## [Brief 1]
According to the Rental Family ending summary, where does Phillip take Kikuo against his family's wishes?
## [Brief 2]
Please quote the Rental Family ending summary from "- Shinji — shows" up to and including "out the truth.".
## [Brief 3]
Write what comes next in the Rental Family ending summary, picking up after its final sentence.
═════ Passage ═════
What happens at the end of Rental Family?
If you've been putting off watching Rental Family because you're not sure where it's heading — the ending is the reason people can't stop talking about it.
Brendan Fraser plays a broke American actor in Tokyo who takes a job at a "rental family" agency, posing as a stand-in relative for strangers. The whole thing is based on a real industry in Japan.
Here's exactly how it ends.
The trip that ruins everything
By the final act, Phillip (Fraser) has formed two genuine bonds through his fake assignments: with Mia, a young girl who believes he's her long-lost father, and Kikuo (Akira Emoto), a retired actor slipping into dementia. Against Kikuo's family's wishes, Phillip takes the old man to his hometown in Amakusa to revisit childhood memories. Kikuo finds a time capsule and old photographs — then collapses from exhaustion. Phillip is arrested for kidnapping.
Back at the agency, everything falls apart in the best possible way:
- Shinji (Takehiro Hira) — the agency owner — is revealed to be just as lonely as his clients. His wife and teenage son are rental actors.
- Aiko — Phillip's colleague — breaks character on a job, quits, then poses as a lawyer to help get Phillip out of custody.
- Shinji — shows up at the police station pretending to be a detective.
A company built on performance saves itself with one more performance.
Kikuo dies. Mia finds out the truth.

Kikuo dies peacefully in his sleep. Phillip attends the funeral — having admitted earlier in the film that he skipped his own father's.
═════ Material supplied ═════
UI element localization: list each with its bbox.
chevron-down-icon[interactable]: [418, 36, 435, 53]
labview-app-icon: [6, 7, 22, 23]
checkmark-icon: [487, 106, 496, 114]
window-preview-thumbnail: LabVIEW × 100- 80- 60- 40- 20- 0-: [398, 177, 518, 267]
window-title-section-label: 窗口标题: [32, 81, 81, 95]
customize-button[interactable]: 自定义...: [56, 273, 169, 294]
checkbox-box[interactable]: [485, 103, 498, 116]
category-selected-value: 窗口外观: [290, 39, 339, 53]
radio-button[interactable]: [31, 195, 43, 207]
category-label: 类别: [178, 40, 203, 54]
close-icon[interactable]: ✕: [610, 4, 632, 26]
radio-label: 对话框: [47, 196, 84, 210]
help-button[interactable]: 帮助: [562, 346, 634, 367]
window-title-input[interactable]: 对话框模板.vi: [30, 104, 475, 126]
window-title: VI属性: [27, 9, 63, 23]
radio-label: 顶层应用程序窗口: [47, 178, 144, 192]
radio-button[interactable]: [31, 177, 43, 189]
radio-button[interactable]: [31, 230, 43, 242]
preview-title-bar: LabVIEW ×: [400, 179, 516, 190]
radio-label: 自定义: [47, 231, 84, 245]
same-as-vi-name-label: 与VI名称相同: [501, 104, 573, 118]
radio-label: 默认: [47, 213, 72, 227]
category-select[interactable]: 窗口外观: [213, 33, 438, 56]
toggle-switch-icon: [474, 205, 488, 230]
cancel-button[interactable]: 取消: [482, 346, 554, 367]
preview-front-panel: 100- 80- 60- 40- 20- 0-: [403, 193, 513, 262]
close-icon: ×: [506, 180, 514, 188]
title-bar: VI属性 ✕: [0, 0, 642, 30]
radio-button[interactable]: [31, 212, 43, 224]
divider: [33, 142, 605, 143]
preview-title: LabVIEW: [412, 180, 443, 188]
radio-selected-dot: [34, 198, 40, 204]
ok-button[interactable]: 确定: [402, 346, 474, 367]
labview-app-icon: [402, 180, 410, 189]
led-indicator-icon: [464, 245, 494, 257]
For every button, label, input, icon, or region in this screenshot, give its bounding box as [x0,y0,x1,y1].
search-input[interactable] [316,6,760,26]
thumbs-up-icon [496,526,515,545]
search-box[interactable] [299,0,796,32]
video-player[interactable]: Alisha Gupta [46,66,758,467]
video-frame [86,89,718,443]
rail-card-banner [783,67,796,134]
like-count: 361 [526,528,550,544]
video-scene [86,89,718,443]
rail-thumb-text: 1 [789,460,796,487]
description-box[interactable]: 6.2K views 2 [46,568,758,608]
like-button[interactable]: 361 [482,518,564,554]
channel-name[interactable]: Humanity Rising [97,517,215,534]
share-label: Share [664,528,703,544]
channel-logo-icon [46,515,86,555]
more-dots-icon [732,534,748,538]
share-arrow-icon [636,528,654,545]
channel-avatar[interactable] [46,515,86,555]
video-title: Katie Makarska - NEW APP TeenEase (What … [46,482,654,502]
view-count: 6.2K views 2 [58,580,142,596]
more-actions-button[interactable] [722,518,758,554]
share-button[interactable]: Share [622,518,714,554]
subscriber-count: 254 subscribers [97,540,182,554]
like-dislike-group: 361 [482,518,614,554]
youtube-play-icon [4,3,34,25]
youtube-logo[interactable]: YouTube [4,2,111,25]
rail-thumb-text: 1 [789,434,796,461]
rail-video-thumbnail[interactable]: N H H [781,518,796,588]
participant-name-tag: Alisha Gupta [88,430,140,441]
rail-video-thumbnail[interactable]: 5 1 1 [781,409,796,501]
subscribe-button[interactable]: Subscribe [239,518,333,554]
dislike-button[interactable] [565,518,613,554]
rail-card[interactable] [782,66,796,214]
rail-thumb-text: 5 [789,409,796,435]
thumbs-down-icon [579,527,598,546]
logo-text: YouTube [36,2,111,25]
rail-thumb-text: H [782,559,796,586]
═════
## [Expected output 1]
To Kikuo's hometown in Amakusa.

## [Expected output 2]
- Shinji — shows up at the police station pretending to be a detective.
A company built on performance saves itself with one more performance.
Kikuo dies. Mia finds out the truth.

## [Expected output 3]
Mia discovers Phillip isn't her real dad when a friend recognises him on television. She's angry. Her mother lied. But Phillip goes back to her school, reintroduces himself under his real name, and they reconnect as friends. Not father and daughter. Just two people who actually liked each other.
The shrine scene
Throughout the film, Kikuo invited Phillip to look inside a small shrine where he prayed. Phillip kept putting it off. In the final scene — after the funeral, after Mia — he finally goes.
Inside, there's no deity. No sacred object. Just a mirror.
Takehiro Hira told CinemaBlend the shrine ending wasn't in the original cut: "They changed the ending and I was like, 'Brilliant.' So much more meaningful."
Director Hikari found the ending during the editing process. Fraser has described it as the moment Phillip stops drifting and actually sees himself. The agency carries on — minus the sleazier "apology services" for cheating husbands. Phillip stays in Tokyo.
Rental Family premiered at TIFF in September 2025, was released on 21 November by Searchlight Pictures, and holds an 88% critics' score and 96% audience score on Rotten Tomatoes. CinemaScore: a straight A.